____ ENTRIES SHOWN
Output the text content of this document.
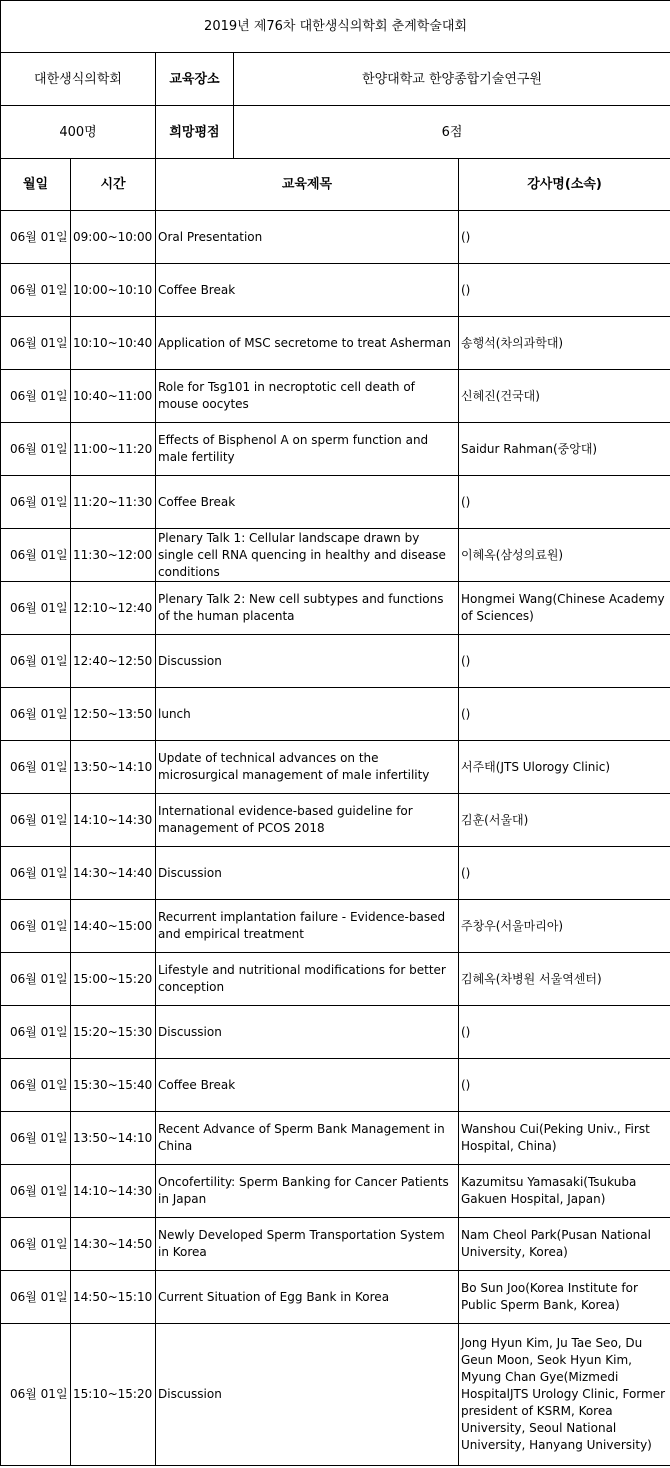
2019년 제76차 대한생식의학회 춘계학술대회				
대한생식의학회		교육장소	한양대학교 한양종합기술연구원	
400명		희망평점	6점	
월일	시간	교육제목		강사명(소속)
06월 01일	09:00~10:00	Oral Presentation		()
06월 01일	10:00~10:10	Coffee Break		()
06월 01일	10:10~10:40	Application of MSC secretome to treat Asherman		송행석(차의과학대)
06월 01일	10:40~11:00	Role for Tsg101 in necroptotic cell death of mouse oocytes		신혜진(건국대)
06월 01일	11:00~11:20	Effects of Bisphenol A on sperm function and male fertility		Saidur Rahman(중앙대)
06월 01일	11:20~11:30	Coffee Break		()
06월 01일	11:30~12:00	Plenary Talk 1: Cellular landscape drawn by single cell RNA quencing in healthy and disease conditions		이혜옥(삼성의료원)
06월 01일	12:10~12:40	Plenary Talk 2: New cell subtypes and functions of the human placenta		Hongmei Wang(Chinese Academy of Sciences)
06월 01일	12:40~12:50	Discussion		()
06월 01일	12:50~13:50	lunch		()
06월 01일	13:50~14:10	Update of technical advances on the microsurgical management of male infertility		서주태(JTS Ulorogy Clinic)
06월 01일	14:10~14:30	International evidence-based guideline for management of PCOS 2018		김훈(서울대)
06월 01일	14:30~14:40	Discussion		()
06월 01일	14:40~15:00	Recurrent implantation failure - Evidence-based and empirical treatment		주창우(서울마리아)
06월 01일	15:00~15:20	Lifestyle and nutritional modifications for better conception		김혜옥(차병원 서울역센터)
06월 01일	15:20~15:30	Discussion		()
06월 01일	15:30~15:40	Coffee Break		()
06월 01일	13:50~14:10	Recent Advance of Sperm Bank Management in China		Wanshou Cui(Peking Univ., First Hospital, China)
06월 01일	14:10~14:30	Oncofertility: Sperm Banking for Cancer Patients in Japan		Kazumitsu Yamasaki(Tsukuba Gakuen Hospital, Japan)
06월 01일	14:30~14:50	Newly Developed Sperm Transportation System in Korea		Nam Cheol Park(Pusan National University, Korea)
06월 01일	14:50~15:10	Current Situation of Egg Bank in Korea		Bo Sun Joo(Korea Institute for Public Sperm Bank, Korea)
06월 01일	15:10~15:20	Discussion		Jong Hyun Kim, Ju Tae Seo, Du Geun Moon, Seok Hyun Kim, Myung Chan Gye(Mizmedi HospitalJTS Urology Clinic, Former president of KSRM, Korea University, Seoul National University, Hanyang University)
________
* TASK REQUIREMENTS *
Search the records line by line for the word "Plenary" and copy every line where it appears.

* WRITTEN RESPONSE *
06월 01일	11:30~12:00	Plenary Talk 1: Cellular landscape drawn by single cell RNA quencing in healthy and disease conditions		이혜옥(삼성의료원)
06월 01일	12:10~12:40	Plenary Talk 2: New cell subtypes and functions of the human placenta		Hongmei Wang(Chinese Academy of Sciences)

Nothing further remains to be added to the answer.